**WRITTEN INSTRUCTION**
For the records below, give the count of lines holding the word "placeholder" and nothing more.

[Collected data entries]

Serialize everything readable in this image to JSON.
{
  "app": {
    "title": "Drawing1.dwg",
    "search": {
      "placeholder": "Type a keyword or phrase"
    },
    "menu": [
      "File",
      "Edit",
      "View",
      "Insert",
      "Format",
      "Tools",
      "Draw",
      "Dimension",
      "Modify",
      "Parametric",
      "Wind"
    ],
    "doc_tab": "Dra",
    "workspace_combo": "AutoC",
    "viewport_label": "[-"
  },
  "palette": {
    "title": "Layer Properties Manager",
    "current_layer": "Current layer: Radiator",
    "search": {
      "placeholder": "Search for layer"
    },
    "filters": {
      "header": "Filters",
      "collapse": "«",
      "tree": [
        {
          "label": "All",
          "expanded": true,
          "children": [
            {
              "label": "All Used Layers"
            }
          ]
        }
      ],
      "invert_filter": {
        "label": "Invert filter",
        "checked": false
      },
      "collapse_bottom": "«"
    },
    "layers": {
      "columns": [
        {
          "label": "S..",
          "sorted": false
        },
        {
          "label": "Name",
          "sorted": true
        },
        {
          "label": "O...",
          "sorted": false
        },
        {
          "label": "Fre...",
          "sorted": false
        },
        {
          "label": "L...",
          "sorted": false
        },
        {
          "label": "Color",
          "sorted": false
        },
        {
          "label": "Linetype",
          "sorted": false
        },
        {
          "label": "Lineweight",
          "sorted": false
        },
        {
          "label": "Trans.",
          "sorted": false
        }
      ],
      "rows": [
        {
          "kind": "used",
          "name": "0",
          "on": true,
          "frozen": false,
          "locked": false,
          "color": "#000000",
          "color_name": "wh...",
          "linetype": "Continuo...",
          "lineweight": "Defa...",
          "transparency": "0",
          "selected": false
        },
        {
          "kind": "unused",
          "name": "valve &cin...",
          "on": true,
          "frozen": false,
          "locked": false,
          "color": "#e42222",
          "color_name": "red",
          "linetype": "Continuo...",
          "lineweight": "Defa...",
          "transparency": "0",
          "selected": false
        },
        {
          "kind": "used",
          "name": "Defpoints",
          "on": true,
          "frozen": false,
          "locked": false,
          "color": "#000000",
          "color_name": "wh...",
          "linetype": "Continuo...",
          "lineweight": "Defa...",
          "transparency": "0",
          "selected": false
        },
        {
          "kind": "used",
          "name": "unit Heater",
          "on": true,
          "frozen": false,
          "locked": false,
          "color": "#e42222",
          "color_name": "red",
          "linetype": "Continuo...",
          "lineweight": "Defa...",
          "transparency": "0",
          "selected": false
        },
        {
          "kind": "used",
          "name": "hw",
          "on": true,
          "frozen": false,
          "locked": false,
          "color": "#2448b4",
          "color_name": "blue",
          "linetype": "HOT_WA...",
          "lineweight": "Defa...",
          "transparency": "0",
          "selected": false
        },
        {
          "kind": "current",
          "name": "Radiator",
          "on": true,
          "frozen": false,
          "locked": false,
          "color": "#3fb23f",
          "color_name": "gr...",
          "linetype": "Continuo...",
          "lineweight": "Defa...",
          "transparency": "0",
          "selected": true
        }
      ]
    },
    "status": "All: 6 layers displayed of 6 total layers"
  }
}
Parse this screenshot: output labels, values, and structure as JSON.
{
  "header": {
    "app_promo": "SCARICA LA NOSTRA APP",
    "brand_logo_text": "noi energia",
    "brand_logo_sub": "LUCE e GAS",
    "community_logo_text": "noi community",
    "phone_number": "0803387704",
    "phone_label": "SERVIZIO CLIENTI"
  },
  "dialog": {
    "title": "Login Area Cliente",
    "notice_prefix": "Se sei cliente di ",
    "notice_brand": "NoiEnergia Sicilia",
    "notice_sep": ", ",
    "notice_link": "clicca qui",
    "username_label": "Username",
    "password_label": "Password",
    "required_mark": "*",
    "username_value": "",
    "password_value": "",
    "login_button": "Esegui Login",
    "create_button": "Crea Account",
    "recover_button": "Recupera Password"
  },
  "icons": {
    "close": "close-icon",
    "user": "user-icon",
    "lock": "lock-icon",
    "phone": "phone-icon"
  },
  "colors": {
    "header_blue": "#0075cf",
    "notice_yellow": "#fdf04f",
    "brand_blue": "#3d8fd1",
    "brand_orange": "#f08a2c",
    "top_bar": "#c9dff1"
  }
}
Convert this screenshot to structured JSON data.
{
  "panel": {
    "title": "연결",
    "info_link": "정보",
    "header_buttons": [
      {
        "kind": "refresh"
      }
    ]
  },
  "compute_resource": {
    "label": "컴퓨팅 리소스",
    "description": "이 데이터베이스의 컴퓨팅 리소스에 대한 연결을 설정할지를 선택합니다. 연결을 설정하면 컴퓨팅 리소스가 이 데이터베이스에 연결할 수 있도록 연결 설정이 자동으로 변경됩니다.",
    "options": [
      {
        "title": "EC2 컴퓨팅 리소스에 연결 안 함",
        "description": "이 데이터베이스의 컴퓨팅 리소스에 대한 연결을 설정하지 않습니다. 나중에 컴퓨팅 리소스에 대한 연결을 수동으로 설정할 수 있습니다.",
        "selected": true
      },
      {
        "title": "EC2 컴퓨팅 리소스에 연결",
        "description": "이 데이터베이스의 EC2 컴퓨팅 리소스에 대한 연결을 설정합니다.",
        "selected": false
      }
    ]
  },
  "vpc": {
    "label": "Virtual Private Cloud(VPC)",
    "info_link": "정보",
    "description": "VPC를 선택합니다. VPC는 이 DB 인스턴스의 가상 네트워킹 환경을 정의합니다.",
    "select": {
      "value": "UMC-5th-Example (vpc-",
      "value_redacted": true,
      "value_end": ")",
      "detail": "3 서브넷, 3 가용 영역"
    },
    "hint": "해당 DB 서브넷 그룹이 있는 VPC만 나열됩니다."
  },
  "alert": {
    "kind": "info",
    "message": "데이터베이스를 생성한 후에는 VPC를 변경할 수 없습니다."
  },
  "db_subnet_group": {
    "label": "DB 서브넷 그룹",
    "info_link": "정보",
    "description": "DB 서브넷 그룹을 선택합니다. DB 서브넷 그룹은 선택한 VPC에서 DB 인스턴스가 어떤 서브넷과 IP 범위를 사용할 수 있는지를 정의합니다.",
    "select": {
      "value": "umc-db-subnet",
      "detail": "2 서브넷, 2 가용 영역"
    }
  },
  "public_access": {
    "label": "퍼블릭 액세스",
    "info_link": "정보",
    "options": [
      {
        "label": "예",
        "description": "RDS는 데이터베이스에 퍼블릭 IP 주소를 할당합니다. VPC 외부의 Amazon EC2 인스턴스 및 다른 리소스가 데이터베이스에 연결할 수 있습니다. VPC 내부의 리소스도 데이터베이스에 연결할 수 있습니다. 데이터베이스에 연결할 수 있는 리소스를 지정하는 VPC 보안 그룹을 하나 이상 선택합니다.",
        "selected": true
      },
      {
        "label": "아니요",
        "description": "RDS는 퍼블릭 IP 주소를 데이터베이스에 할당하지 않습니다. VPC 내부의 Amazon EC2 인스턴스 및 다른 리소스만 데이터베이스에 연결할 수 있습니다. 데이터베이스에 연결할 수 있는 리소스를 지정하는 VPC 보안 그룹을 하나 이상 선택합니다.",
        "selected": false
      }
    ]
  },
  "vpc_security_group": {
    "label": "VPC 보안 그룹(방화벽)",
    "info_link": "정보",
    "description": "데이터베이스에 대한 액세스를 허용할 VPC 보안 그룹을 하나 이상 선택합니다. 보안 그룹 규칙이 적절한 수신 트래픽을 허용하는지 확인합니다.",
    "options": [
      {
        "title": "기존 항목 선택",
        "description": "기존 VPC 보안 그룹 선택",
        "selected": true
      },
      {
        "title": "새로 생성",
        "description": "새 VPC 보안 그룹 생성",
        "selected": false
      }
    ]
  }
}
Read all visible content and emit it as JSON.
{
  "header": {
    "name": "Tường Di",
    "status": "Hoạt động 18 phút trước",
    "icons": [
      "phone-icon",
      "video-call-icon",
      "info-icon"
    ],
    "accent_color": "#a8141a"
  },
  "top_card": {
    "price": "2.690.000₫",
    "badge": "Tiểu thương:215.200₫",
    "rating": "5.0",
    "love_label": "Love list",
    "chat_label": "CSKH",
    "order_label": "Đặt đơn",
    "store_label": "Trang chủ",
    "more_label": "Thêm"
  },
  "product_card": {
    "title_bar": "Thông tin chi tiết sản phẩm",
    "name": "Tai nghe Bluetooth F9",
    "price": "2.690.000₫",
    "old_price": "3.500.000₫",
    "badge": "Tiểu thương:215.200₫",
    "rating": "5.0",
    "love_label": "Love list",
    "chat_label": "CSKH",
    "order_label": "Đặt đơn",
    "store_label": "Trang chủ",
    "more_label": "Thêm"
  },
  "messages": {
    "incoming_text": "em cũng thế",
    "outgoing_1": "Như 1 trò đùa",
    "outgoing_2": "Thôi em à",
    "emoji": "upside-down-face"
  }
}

**FULL RESPONSE**
2